[Recorded data]
******************************

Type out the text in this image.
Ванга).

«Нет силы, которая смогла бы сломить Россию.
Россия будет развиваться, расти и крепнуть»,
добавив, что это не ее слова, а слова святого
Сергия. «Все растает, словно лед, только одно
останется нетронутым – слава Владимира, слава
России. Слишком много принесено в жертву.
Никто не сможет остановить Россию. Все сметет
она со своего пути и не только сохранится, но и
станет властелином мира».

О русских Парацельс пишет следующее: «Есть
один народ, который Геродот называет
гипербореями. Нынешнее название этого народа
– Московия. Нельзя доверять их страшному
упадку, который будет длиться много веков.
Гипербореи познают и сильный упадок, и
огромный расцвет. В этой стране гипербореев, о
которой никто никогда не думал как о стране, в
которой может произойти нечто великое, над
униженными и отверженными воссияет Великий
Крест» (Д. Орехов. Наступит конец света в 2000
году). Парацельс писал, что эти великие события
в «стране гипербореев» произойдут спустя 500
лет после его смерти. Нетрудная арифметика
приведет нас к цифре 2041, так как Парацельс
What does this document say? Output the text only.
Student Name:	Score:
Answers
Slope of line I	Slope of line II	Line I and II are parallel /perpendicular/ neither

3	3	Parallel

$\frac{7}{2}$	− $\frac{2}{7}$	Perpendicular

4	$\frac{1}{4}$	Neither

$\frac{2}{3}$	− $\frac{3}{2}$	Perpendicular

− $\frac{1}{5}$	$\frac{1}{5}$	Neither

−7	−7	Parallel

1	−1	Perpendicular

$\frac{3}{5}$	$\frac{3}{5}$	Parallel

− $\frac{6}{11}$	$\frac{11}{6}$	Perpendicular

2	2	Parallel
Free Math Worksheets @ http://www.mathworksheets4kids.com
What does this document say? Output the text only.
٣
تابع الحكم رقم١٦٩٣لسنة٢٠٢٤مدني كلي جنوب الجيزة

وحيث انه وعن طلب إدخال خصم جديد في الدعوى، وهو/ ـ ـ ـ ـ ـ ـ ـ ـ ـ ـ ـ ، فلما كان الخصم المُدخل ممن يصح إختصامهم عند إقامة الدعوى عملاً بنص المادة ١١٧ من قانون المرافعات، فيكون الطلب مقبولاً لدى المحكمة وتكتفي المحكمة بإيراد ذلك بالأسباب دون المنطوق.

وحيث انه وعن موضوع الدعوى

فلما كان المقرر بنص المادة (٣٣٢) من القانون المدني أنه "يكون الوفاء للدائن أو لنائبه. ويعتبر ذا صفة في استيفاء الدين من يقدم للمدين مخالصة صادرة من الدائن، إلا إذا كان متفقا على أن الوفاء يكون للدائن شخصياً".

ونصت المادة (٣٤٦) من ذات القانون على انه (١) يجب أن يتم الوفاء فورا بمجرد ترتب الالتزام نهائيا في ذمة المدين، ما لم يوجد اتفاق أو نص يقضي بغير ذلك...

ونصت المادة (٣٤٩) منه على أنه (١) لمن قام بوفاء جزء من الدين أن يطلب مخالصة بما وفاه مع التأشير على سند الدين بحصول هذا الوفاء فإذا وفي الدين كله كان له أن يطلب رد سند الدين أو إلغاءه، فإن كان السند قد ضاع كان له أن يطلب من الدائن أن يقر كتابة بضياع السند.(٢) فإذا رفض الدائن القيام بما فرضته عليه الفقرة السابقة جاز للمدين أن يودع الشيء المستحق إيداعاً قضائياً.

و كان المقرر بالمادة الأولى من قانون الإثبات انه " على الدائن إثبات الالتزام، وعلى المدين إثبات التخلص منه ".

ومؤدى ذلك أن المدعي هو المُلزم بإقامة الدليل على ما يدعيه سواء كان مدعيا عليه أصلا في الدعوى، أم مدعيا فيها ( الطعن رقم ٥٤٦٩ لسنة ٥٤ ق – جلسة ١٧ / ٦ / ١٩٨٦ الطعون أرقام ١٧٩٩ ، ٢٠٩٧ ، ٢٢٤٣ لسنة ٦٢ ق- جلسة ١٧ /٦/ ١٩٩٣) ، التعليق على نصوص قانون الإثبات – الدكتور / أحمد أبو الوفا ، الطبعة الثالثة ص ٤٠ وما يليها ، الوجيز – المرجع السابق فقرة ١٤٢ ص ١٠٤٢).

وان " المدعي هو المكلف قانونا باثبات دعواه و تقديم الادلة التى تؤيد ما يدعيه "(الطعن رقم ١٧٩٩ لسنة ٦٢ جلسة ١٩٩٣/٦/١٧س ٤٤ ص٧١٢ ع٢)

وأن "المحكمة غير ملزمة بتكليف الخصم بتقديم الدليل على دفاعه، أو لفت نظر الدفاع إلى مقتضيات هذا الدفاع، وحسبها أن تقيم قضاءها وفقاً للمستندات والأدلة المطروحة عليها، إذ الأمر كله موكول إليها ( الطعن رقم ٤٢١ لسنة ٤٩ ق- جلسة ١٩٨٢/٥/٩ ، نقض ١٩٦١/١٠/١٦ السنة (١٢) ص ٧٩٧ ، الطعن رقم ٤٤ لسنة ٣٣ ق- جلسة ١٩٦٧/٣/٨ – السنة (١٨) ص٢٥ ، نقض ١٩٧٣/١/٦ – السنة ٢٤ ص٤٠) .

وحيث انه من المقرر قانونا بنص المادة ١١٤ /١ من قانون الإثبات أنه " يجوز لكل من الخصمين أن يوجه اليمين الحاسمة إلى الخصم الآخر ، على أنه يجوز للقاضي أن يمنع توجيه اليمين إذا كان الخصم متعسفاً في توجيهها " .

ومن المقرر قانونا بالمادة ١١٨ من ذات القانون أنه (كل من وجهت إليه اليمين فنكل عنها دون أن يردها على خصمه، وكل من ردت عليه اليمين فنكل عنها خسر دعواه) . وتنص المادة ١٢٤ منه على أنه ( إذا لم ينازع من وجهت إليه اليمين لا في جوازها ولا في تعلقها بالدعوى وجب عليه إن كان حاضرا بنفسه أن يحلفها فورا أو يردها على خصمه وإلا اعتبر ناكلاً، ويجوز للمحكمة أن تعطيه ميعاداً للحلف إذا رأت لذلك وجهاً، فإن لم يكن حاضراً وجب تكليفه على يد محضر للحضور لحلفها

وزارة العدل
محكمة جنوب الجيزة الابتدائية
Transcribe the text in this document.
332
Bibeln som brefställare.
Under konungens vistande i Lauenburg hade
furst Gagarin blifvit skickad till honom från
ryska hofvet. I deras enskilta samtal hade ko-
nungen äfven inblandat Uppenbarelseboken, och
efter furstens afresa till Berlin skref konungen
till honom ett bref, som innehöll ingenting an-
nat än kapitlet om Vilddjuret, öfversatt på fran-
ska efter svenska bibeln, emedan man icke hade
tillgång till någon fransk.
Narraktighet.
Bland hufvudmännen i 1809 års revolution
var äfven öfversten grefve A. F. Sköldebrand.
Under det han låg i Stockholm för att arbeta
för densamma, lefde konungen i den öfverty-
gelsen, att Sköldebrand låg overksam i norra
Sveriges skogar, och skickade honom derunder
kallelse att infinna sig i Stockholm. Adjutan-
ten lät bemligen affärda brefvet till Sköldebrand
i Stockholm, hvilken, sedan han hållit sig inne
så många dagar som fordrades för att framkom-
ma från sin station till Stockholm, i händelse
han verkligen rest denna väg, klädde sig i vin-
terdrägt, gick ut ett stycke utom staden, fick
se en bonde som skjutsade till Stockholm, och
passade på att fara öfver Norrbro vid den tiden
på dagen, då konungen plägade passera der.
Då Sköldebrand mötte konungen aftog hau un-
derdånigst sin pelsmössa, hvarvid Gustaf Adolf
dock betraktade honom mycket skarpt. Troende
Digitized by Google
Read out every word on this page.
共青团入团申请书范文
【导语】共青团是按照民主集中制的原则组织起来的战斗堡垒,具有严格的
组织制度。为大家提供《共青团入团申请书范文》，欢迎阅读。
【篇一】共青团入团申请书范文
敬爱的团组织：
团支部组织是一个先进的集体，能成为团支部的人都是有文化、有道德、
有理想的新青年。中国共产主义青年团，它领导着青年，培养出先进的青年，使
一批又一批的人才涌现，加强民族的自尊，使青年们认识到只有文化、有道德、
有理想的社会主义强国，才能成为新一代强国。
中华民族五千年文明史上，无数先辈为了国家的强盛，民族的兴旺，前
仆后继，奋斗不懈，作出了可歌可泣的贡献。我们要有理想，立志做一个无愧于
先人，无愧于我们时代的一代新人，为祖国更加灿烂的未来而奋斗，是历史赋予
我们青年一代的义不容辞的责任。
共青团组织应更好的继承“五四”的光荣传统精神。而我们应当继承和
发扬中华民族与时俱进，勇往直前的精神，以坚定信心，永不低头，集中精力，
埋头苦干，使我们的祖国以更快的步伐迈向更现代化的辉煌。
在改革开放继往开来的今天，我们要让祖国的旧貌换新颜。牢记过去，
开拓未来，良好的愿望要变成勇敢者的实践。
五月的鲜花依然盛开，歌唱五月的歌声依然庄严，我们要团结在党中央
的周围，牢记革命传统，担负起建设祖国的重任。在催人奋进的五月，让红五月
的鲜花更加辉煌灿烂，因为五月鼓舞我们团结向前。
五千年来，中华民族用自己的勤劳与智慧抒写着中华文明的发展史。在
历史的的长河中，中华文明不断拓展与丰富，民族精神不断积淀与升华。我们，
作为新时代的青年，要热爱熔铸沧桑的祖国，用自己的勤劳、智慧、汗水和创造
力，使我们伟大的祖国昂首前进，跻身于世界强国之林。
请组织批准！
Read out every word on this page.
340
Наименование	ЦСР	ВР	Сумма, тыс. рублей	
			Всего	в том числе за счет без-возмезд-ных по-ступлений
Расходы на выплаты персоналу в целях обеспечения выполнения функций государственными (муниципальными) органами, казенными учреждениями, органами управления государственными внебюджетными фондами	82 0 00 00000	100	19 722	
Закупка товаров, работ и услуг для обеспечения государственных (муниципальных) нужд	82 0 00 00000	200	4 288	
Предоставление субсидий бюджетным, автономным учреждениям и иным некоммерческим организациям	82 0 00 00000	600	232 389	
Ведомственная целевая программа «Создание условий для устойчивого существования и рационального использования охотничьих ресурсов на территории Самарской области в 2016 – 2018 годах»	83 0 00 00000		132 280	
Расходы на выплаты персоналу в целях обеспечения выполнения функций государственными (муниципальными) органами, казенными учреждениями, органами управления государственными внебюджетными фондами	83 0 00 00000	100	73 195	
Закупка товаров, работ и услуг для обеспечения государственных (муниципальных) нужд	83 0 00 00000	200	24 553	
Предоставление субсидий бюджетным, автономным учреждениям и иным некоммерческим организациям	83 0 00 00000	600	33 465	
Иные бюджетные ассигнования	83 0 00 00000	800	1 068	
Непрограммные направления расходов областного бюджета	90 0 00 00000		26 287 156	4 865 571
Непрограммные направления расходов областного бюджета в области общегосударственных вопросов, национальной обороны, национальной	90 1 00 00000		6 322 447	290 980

******************************

> _Problem description_
Report all lines of the material that contain the word "некоммерческим".

> _Solution to this exercise_
Предоставление субсидий бюджетным, автономным учреждениям и иным некоммерческим организациям	82 0 00 00000	600	232 389	
Предоставление субсидий бюджетным, автономным учреждениям и иным некоммерческим организациям	83 0 00 00000	600	33 465	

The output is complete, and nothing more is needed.